◆ TASK TO CARRY OUT ◆
Using the listing below, report all lines holding the word "vous".

>>>

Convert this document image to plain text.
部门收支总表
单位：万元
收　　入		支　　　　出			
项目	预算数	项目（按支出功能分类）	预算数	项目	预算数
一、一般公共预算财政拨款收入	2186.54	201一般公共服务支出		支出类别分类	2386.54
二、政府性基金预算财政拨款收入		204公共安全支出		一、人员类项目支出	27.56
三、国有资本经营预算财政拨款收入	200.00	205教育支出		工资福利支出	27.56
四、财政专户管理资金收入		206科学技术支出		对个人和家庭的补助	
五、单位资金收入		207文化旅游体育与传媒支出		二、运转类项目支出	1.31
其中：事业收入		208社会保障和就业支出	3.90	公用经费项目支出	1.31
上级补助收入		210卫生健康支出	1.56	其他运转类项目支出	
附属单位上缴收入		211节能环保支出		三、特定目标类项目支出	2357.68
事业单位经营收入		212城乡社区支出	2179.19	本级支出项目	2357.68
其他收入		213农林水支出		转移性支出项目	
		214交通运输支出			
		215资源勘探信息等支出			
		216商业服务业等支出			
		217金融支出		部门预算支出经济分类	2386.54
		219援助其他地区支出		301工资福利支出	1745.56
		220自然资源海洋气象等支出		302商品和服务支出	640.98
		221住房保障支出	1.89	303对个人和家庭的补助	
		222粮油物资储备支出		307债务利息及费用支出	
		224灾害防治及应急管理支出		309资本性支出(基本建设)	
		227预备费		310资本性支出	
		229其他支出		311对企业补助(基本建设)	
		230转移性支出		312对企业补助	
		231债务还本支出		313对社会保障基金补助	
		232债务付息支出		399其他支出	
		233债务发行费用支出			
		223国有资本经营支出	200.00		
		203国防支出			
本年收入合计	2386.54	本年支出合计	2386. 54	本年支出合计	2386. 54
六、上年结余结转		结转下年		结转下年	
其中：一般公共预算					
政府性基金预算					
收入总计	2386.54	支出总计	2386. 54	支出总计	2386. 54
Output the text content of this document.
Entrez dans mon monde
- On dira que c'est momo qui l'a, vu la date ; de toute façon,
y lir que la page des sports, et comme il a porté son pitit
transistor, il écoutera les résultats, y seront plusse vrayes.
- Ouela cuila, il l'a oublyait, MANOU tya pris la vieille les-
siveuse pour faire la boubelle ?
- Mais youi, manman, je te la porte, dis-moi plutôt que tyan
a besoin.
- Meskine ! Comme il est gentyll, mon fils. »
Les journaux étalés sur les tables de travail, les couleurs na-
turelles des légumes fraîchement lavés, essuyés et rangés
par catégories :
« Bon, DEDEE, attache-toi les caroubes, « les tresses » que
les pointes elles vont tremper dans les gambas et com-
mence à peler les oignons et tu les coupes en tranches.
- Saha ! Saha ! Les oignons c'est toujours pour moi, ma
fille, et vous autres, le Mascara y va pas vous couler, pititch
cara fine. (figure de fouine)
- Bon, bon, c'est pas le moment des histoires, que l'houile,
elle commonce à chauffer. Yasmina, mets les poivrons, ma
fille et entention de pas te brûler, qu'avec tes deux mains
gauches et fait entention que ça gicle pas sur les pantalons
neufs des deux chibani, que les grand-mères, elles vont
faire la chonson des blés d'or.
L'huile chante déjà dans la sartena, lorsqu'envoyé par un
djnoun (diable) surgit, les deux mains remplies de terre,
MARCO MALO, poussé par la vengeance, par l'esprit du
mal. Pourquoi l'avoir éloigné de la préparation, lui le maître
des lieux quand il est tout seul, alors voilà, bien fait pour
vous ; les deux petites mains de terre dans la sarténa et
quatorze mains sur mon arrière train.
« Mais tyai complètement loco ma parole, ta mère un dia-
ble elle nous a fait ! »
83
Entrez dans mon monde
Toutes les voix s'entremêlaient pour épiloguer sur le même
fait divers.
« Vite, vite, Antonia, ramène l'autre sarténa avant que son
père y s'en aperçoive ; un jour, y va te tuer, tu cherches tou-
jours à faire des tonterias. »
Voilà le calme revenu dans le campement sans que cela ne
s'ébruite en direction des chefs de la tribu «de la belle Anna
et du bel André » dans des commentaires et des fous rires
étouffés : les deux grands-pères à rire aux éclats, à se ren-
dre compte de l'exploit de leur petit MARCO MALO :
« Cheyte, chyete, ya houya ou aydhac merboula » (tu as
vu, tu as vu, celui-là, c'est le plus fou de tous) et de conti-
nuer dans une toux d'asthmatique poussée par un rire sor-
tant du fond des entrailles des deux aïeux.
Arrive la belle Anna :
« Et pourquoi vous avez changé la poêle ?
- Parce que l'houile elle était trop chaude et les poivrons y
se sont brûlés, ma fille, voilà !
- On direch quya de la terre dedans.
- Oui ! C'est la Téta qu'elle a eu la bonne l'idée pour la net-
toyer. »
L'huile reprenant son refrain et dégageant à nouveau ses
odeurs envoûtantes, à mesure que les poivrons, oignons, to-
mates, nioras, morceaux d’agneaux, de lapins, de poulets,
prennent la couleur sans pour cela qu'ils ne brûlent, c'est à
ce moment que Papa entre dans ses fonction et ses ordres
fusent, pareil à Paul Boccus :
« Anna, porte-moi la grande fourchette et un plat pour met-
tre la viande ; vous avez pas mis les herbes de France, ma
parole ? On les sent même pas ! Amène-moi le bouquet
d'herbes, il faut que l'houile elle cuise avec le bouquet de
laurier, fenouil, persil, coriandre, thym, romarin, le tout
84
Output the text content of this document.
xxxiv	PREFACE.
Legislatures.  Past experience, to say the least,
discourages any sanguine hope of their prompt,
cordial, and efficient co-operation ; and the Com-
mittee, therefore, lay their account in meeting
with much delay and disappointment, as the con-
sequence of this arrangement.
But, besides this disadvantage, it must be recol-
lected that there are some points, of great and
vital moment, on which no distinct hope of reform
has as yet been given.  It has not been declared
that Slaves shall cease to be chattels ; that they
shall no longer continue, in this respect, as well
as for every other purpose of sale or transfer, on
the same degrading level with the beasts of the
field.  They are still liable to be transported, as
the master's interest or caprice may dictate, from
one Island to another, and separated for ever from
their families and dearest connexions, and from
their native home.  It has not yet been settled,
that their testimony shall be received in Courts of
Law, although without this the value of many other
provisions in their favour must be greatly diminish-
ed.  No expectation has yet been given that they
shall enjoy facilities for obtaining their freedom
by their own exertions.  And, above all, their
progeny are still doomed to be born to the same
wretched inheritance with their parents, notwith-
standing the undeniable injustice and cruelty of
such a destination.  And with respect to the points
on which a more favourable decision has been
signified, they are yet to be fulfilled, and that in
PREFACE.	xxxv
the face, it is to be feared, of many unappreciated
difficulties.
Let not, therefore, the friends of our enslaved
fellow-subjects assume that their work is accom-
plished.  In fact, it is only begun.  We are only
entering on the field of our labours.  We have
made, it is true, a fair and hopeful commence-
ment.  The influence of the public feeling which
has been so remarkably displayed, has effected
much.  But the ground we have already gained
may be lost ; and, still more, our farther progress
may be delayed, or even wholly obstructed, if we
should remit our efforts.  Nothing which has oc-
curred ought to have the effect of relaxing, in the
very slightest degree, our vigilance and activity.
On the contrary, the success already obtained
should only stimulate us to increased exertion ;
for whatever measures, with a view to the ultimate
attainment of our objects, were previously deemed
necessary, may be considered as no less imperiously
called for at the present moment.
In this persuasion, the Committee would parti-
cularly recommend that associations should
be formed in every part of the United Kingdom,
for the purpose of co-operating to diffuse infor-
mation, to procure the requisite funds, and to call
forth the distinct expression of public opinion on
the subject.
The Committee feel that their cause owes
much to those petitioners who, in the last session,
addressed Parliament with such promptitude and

<<<

◆ IN RESPONSE ◆
fille, et vous autres, le Mascara y va pas vous couler, pititch
vous ; les deux petites mains de terre dans la sarténa et
« Et pourquoi vous avez changé la poêle ?
tre la viande ; vous avez pas mis les herbes de France, ma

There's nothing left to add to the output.